-- WHAT YOU ARE ASKED TO DO --
Output the records exactly. Include every line.

┌──

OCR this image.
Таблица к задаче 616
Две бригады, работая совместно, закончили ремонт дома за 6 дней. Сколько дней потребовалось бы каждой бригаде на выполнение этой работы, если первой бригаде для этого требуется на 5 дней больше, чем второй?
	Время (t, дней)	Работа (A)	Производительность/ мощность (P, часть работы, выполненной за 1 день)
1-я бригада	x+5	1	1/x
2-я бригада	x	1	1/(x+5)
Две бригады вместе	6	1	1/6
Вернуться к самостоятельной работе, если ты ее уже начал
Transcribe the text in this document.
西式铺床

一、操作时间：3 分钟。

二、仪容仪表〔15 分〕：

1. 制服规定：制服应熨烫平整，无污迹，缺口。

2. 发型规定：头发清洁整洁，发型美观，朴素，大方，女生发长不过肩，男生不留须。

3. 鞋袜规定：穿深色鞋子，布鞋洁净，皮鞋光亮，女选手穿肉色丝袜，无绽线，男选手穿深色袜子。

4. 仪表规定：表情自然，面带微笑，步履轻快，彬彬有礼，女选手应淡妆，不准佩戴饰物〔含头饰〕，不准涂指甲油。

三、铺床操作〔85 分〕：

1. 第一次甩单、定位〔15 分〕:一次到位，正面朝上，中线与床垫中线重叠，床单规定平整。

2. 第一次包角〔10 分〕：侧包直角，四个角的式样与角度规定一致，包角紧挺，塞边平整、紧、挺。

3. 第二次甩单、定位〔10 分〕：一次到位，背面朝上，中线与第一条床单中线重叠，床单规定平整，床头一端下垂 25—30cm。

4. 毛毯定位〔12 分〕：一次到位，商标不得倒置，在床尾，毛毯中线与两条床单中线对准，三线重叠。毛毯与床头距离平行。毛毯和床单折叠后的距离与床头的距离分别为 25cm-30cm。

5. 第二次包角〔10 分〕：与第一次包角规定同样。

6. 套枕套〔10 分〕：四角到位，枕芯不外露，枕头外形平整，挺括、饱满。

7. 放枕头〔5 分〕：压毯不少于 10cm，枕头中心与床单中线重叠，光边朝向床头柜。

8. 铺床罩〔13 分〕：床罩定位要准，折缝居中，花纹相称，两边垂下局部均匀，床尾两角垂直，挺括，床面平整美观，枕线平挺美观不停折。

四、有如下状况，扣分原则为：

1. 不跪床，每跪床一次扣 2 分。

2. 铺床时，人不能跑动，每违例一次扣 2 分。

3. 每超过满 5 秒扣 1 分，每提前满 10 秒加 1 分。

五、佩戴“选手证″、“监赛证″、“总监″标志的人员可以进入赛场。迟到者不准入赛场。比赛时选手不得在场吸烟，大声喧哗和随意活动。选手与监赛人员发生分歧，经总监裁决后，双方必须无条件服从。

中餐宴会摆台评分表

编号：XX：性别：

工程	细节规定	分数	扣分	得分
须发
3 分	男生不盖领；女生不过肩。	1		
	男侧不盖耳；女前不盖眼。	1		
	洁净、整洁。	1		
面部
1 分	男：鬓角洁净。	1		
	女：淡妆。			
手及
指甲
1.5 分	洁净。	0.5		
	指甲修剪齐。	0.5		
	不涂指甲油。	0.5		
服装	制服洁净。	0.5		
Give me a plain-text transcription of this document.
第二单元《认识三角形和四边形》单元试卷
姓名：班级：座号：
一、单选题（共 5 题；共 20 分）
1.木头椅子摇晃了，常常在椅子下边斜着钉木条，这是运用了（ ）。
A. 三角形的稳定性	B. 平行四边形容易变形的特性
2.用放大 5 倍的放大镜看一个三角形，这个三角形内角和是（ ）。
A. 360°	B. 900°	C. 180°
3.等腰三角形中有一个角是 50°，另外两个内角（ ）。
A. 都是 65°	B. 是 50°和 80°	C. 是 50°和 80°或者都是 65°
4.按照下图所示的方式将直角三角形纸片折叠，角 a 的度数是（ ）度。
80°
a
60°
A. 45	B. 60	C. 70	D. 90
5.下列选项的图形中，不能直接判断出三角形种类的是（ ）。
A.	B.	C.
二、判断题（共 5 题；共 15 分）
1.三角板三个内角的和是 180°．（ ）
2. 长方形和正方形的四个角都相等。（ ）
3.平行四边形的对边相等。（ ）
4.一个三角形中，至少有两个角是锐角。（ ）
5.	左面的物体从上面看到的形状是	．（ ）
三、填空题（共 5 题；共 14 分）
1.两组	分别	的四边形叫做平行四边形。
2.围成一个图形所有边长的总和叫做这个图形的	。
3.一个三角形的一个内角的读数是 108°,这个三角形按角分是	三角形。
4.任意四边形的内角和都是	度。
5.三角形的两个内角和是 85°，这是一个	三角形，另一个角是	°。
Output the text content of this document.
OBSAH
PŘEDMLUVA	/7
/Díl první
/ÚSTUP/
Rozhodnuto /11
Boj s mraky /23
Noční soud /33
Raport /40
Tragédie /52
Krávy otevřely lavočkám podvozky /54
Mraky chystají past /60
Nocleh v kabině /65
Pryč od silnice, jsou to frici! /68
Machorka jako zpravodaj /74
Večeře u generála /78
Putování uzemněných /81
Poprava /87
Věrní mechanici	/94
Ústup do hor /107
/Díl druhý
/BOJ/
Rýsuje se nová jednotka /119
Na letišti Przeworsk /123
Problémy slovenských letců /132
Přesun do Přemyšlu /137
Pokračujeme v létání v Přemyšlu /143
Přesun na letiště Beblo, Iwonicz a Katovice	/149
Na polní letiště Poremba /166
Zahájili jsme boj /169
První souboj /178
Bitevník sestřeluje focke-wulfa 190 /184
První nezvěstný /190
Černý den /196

└──

-- FINAL RESULT --
OCR this image.
Таблица к задаче 616
Две бригады, работая совместно, закончили ремонт дома за 6 дней. Сколько дней потребовалось бы каждой бригаде на выполнение этой работы, если первой бригаде для этого требуется на 5 дней больше, чем второй?
	Время (t, дней)	Работа (A)	Производительность/ мощность (P, часть работы, выполненной за 1 день)
1-я бригада	x+5	1	1/x
2-я бригада	x	1	1/(x+5)
Две бригады вместе	6	1	1/6
Вернуться к самостоятельной работе, если ты ее уже начал
Transcribe the text in this document.
西式铺床

一、操作时间：3 分钟。

二、仪容仪表〔15 分〕：

1. 制服规定：制服应熨烫平整，无污迹，缺口。

2. 发型规定：头发清洁整洁，发型美观，朴素，大方，女生发长不过肩，男生不留须。

3. 鞋袜规定：穿深色鞋子，布鞋洁净，皮鞋光亮，女选手穿肉色丝袜，无绽线，男选手穿深色袜子。

4. 仪表规定：表情自然，面带微笑，步履轻快，彬彬有礼，女选手应淡妆，不准佩戴饰物〔含头饰〕，不准涂指甲油。

三、铺床操作〔85 分〕：

1. 第一次甩单、定位〔15 分〕:一次到位，正面朝上，中线与床垫中线重叠，床单规定平整。

2. 第一次包角〔10 分〕：侧包直角，四个角的式样与角度规定一致，包角紧挺，塞边平整、紧、挺。

3. 第二次甩单、定位〔10 分〕：一次到位，背面朝上，中线与第一条床单中线重叠，床单规定平整，床头一端下垂 25—30cm。

4. 毛毯定位〔12 分〕：一次到位，商标不得倒置，在床尾，毛毯中线与两条床单中线对准，三线重叠。毛毯与床头距离平行。毛毯和床单折叠后的距离与床头的距离分别为 25cm-30cm。

5. 第二次包角〔10 分〕：与第一次包角规定同样。

6. 套枕套〔10 分〕：四角到位，枕芯不外露，枕头外形平整，挺括、饱满。

7. 放枕头〔5 分〕：压毯不少于 10cm，枕头中心与床单中线重叠，光边朝向床头柜。

8. 铺床罩〔13 分〕：床罩定位要准，折缝居中，花纹相称，两边垂下局部均匀，床尾两角垂直，挺括，床面平整美观，枕线平挺美观不停折。

四、有如下状况，扣分原则为：

1. 不跪床，每跪床一次扣 2 分。

2. 铺床时，人不能跑动，每违例一次扣 2 分。

3. 每超过满 5 秒扣 1 分，每提前满 10 秒加 1 分。

五、佩戴“选手证″、“监赛证″、“总监″标志的人员可以进入赛场。迟到者不准入赛场。比赛时选手不得在场吸烟，大声喧哗和随意活动。选手与监赛人员发生分歧，经总监裁决后，双方必须无条件服从。

中餐宴会摆台评分表

编号：XX：性别：

工程	细节规定	分数	扣分	得分
须发
3 分	男生不盖领；女生不过肩。	1		
	男侧不盖耳；女前不盖眼。	1		
	洁净、整洁。	1		
面部
1 分	男：鬓角洁净。	1		
	女：淡妆。			
手及
指甲
1.5 分	洁净。	0.5		
	指甲修剪齐。	0.5		
	不涂指甲油。	0.5		
服装	制服洁净。	0.5		
Give me a plain-text transcription of this document.
第二单元《认识三角形和四边形》单元试卷
姓名：班级：座号：
一、单选题（共 5 题；共 20 分）
1.木头椅子摇晃了，常常在椅子下边斜着钉木条，这是运用了（ ）。
A. 三角形的稳定性	B. 平行四边形容易变形的特性
2.用放大 5 倍的放大镜看一个三角形，这个三角形内角和是（ ）。
A. 360°	B. 900°	C. 180°
3.等腰三角形中有一个角是 50°，另外两个内角（ ）。
A. 都是 65°	B. 是 50°和 80°	C. 是 50°和 80°或者都是 65°
4.按照下图所示的方式将直角三角形纸片折叠，角 a 的度数是（ ）度。
80°
a
60°
A. 45	B. 60	C. 70	D. 90
5.下列选项的图形中，不能直接判断出三角形种类的是（ ）。
A.	B.	C.
二、判断题（共 5 题；共 15 分）
1.三角板三个内角的和是 180°．（ ）
2. 长方形和正方形的四个角都相等。（ ）
3.平行四边形的对边相等。（ ）
4.一个三角形中，至少有两个角是锐角。（ ）
5.	左面的物体从上面看到的形状是	．（ ）
三、填空题（共 5 题；共 14 分）
1.两组	分别	的四边形叫做平行四边形。
2.围成一个图形所有边长的总和叫做这个图形的	。
3.一个三角形的一个内角的读数是 108°,这个三角形按角分是	三角形。
4.任意四边形的内角和都是	度。
5.三角形的两个内角和是 85°，这是一个	三角形，另一个角是	°。
Output the text content of this document.
OBSAH
PŘEDMLUVA	/7
/Díl první
/ÚSTUP/
Rozhodnuto /11
Boj s mraky /23
Noční soud /33
Raport /40
Tragédie /52
Krávy otevřely lavočkám podvozky /54
Mraky chystají past /60
Nocleh v kabině /65
Pryč od silnice, jsou to frici! /68
Machorka jako zpravodaj /74
Večeře u generála /78
Putování uzemněných /81
Poprava /87
Věrní mechanici	/94
Ústup do hor /107
/Díl druhý
/BOJ/
Rýsuje se nová jednotka /119
Na letišti Przeworsk /123
Problémy slovenských letců /132
Přesun do Přemyšlu /137
Pokračujeme v létání v Přemyšlu /143
Přesun na letiště Beblo, Iwonicz a Katovice	/149
Na polní letiště Poremba /166
Zahájili jsme boj /169
První souboj /178
Bitevník sestřeluje focke-wulfa 190 /184
První nezvěstný /190
Černý den /196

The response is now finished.